%%
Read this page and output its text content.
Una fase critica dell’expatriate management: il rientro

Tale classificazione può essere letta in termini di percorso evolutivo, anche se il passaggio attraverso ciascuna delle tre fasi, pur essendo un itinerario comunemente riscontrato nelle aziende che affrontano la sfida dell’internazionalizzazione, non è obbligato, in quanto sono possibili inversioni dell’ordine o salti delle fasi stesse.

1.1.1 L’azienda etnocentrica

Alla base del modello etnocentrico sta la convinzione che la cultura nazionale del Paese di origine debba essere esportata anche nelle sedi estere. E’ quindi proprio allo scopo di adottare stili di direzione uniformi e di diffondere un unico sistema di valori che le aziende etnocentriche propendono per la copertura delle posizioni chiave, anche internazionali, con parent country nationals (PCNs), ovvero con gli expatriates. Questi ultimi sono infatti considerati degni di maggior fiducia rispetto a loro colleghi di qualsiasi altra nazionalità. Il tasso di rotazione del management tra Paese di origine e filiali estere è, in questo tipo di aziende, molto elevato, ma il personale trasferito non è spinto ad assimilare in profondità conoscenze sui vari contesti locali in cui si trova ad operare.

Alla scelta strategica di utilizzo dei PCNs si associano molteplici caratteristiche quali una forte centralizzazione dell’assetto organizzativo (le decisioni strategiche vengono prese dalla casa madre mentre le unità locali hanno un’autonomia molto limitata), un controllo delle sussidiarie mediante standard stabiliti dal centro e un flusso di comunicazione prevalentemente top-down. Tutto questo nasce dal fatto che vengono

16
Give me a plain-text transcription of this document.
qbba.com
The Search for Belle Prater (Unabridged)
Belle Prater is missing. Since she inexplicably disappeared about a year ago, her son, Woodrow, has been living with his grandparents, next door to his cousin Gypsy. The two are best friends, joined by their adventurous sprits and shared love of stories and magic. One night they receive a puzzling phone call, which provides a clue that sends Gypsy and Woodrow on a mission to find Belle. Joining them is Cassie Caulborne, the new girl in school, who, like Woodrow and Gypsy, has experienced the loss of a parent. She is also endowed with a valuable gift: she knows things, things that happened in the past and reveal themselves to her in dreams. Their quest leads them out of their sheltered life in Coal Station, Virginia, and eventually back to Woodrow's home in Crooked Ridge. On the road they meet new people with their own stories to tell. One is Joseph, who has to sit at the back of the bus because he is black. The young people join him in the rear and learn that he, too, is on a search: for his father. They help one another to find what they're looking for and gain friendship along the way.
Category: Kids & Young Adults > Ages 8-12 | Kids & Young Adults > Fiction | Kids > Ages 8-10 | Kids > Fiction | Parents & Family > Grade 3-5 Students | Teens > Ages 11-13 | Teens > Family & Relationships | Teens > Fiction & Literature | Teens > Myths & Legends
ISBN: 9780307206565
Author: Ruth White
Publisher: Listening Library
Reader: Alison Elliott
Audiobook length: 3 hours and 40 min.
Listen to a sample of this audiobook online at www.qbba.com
%%
◆ **TASK PROMPT**
Would you copy out each line exactly as written?

◆ **RESPONSE BELOW**
Read this page and output its text content.
Una fase critica dell’expatriate management: il rientro

Tale classificazione può essere letta in termini di percorso evolutivo, anche se il passaggio attraverso ciascuna delle tre fasi, pur essendo un itinerario comunemente riscontrato nelle aziende che affrontano la sfida dell’internazionalizzazione, non è obbligato, in quanto sono possibili inversioni dell’ordine o salti delle fasi stesse.

1.1.1 L’azienda etnocentrica

Alla base del modello etnocentrico sta la convinzione che la cultura nazionale del Paese di origine debba essere esportata anche nelle sedi estere. E’ quindi proprio allo scopo di adottare stili di direzione uniformi e di diffondere un unico sistema di valori che le aziende etnocentriche propendono per la copertura delle posizioni chiave, anche internazionali, con parent country nationals (PCNs), ovvero con gli expatriates. Questi ultimi sono infatti considerati degni di maggior fiducia rispetto a loro colleghi di qualsiasi altra nazionalità. Il tasso di rotazione del management tra Paese di origine e filiali estere è, in questo tipo di aziende, molto elevato, ma il personale trasferito non è spinto ad assimilare in profondità conoscenze sui vari contesti locali in cui si trova ad operare.

Alla scelta strategica di utilizzo dei PCNs si associano molteplici caratteristiche quali una forte centralizzazione dell’assetto organizzativo (le decisioni strategiche vengono prese dalla casa madre mentre le unità locali hanno un’autonomia molto limitata), un controllo delle sussidiarie mediante standard stabiliti dal centro e un flusso di comunicazione prevalentemente top-down. Tutto questo nasce dal fatto che vengono

16
Give me a plain-text transcription of this document.
qbba.com
The Search for Belle Prater (Unabridged)
Belle Prater is missing. Since she inexplicably disappeared about a year ago, her son, Woodrow, has been living with his grandparents, next door to his cousin Gypsy. The two are best friends, joined by their adventurous sprits and shared love of stories and magic. One night they receive a puzzling phone call, which provides a clue that sends Gypsy and Woodrow on a mission to find Belle. Joining them is Cassie Caulborne, the new girl in school, who, like Woodrow and Gypsy, has experienced the loss of a parent. She is also endowed with a valuable gift: she knows things, things that happened in the past and reveal themselves to her in dreams. Their quest leads them out of their sheltered life in Coal Station, Virginia, and eventually back to Woodrow's home in Crooked Ridge. On the road they meet new people with their own stories to tell. One is Joseph, who has to sit at the back of the bus because he is black. The young people join him in the rear and learn that he, too, is on a search: for his father. They help one another to find what they're looking for and gain friendship along the way.
Category: Kids & Young Adults > Ages 8-12 | Kids & Young Adults > Fiction | Kids > Ages 8-10 | Kids > Fiction | Parents & Family > Grade 3-5 Students | Teens > Ages 11-13 | Teens > Family & Relationships | Teens > Fiction & Literature | Teens > Myths & Legends
ISBN: 9780307206565
Author: Ruth White
Publisher: Listening Library
Reader: Alison Elliott
Audiobook length: 3 hours and 40 min.
Listen to a sample of this audiobook online at www.qbba.com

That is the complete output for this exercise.